**PROBLEM REQUIREMENTS**. Look through the material below and return every line that contains "cases".
[EXTRACTED RECORDS — start]
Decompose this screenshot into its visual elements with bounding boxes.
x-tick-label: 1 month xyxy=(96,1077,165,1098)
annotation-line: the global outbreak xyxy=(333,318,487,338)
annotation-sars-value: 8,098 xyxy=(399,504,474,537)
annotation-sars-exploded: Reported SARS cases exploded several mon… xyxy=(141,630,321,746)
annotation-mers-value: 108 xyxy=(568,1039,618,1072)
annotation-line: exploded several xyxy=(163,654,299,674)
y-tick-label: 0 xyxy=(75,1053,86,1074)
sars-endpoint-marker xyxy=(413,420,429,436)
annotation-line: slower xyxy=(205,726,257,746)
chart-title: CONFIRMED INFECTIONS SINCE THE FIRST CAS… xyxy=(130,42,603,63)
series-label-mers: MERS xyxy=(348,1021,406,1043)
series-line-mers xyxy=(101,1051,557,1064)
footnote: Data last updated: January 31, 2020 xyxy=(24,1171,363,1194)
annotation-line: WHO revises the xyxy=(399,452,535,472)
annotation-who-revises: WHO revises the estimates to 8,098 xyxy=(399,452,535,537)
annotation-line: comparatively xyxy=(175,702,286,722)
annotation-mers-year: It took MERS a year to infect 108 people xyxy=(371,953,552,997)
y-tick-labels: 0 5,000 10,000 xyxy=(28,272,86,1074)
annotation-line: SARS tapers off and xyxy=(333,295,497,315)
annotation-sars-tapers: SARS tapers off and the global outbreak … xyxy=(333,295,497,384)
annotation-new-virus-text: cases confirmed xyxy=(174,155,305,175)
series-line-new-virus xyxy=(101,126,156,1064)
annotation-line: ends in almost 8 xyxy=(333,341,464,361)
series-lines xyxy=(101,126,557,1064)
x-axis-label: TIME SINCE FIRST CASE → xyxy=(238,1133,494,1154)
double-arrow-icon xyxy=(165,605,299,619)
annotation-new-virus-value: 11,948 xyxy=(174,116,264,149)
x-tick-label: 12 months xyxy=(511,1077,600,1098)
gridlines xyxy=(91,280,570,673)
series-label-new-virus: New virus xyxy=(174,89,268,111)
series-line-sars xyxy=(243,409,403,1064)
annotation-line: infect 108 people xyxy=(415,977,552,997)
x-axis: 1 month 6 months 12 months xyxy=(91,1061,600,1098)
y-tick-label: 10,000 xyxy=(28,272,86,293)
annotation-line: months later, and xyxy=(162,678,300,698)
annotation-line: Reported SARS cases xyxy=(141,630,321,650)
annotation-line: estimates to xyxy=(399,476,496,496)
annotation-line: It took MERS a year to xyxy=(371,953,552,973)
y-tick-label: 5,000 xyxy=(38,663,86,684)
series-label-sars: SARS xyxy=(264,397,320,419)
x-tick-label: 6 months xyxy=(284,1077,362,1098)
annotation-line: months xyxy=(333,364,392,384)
[EXTRACTED RECORDS — finish]
**YOUR RESPONSE**.
annotation-sars-exploded: Reported SARS cases exploded several mon… xyxy=(141,630,321,746)
annotation-new-virus-text: cases confirmed xyxy=(174,155,305,175)
annotation-line: Reported SARS cases xyxy=(141,630,321,650)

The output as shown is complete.